Objective:
Copy out exactly every line from the line containing "Output a JSON" until the records below end, inclusive of both boundary lines.

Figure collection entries

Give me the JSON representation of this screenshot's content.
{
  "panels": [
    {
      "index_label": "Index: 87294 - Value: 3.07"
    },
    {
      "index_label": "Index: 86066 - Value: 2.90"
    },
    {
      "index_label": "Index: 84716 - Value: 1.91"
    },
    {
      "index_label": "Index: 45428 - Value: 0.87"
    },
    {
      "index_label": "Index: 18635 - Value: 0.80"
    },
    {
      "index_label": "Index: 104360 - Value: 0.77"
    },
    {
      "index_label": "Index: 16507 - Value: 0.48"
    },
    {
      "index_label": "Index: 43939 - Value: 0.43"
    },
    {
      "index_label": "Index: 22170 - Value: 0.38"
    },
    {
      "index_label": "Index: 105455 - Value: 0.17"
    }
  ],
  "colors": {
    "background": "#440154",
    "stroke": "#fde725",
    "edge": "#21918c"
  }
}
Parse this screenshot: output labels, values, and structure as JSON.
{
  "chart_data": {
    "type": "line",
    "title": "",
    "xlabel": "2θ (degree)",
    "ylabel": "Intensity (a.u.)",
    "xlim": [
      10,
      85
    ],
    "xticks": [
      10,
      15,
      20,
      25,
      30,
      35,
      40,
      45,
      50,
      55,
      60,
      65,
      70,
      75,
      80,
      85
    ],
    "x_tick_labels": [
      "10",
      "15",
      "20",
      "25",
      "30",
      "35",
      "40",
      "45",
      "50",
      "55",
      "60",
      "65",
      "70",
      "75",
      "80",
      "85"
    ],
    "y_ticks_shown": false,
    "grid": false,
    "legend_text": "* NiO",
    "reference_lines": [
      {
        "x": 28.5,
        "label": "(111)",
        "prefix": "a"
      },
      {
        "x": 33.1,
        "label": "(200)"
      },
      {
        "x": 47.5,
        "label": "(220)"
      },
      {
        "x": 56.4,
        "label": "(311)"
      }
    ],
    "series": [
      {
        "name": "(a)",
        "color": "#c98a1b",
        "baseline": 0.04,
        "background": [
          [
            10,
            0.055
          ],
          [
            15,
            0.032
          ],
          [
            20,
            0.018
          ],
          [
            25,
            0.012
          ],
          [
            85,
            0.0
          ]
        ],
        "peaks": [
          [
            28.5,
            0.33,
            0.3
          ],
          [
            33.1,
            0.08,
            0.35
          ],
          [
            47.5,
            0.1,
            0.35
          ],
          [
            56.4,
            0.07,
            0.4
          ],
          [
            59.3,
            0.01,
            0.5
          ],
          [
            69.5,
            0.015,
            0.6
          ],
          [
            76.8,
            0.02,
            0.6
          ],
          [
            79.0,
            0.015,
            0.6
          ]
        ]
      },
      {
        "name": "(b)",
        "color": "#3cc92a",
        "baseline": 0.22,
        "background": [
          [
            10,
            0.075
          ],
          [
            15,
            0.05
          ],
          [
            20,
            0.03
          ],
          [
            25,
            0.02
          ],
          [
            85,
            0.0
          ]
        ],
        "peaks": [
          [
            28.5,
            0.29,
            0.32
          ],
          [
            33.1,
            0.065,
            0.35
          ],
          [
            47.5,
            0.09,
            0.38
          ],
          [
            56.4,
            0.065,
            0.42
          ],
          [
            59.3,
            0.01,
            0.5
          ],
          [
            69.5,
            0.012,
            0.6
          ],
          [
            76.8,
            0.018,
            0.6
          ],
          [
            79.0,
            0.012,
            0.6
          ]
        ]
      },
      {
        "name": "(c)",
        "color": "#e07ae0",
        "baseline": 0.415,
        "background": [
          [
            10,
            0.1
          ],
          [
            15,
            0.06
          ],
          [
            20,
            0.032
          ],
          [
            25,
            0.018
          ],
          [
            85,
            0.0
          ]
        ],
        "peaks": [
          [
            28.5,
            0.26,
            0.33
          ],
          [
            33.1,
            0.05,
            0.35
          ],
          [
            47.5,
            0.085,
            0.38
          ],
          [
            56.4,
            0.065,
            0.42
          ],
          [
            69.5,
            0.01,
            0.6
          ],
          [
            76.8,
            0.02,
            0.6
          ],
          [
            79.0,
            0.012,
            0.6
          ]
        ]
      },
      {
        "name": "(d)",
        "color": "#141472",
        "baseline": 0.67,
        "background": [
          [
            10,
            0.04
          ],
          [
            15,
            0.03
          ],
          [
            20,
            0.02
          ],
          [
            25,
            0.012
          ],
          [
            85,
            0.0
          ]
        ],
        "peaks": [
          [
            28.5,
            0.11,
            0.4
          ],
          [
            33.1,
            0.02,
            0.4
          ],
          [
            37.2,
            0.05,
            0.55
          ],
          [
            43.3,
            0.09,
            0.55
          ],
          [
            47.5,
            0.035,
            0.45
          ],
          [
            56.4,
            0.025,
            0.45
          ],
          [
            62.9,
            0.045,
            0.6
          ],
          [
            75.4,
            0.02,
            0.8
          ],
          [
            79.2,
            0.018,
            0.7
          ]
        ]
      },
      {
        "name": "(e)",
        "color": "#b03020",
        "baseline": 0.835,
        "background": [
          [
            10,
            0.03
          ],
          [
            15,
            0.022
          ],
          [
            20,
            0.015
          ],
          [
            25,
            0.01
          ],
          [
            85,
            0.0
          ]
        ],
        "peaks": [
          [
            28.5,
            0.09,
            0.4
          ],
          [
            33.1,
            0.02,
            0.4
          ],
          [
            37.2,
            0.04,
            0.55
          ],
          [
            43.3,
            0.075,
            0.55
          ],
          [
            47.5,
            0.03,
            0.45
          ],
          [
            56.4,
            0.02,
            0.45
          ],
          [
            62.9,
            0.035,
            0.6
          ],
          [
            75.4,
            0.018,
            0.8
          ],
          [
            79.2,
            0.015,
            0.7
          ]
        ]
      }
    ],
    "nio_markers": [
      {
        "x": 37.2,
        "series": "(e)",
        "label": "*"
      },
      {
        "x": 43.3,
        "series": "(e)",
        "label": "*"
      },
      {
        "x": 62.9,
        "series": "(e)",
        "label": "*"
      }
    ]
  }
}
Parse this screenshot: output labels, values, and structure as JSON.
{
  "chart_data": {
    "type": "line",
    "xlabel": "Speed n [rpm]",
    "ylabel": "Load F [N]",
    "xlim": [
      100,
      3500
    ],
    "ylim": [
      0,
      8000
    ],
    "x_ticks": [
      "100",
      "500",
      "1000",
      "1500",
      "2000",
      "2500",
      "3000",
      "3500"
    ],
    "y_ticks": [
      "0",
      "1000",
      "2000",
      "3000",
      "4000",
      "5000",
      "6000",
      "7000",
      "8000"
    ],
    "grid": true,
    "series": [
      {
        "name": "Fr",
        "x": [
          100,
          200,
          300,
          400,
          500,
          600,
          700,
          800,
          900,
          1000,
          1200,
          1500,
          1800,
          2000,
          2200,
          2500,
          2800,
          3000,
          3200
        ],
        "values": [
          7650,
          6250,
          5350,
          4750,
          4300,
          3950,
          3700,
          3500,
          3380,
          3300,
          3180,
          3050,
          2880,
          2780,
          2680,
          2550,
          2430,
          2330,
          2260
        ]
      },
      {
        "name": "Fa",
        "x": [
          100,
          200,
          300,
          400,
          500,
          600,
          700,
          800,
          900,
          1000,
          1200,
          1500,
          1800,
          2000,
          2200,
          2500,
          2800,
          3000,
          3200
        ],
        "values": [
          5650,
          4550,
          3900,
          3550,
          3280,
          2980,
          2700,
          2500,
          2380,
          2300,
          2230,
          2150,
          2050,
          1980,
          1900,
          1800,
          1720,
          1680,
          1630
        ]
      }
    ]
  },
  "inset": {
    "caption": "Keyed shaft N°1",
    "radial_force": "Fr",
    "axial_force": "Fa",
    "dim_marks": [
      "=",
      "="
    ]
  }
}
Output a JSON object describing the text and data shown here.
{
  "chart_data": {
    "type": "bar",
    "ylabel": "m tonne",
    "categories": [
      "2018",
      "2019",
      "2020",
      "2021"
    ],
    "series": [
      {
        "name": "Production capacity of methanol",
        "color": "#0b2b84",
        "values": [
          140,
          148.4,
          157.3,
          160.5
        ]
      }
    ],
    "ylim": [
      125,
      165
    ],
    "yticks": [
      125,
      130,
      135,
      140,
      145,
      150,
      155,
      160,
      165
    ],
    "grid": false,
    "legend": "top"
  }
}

Solution for this exercise:
Output a JSON object describing the text and data shown here.
{
  "chart_data": {
    "type": "bar",
    "ylabel": "m tonne",
    "categories": [
      "2018",
      "2019",
      "2020",
      "2021"
    ],
    "series": [
      {
        "name": "Production capacity of methanol",
        "color": "#0b2b84",
        "values": [
          140,
          148.4,
          157.3,
          160.5
        ]
      }
    ],
    "ylim": [
      125,
      165
    ],
    "yticks": [
      125,
      130,
      135,
      140,
      145,
      150,
      155,
      160,
      165
    ],
    "grid": false,
    "legend": "top"
  }
}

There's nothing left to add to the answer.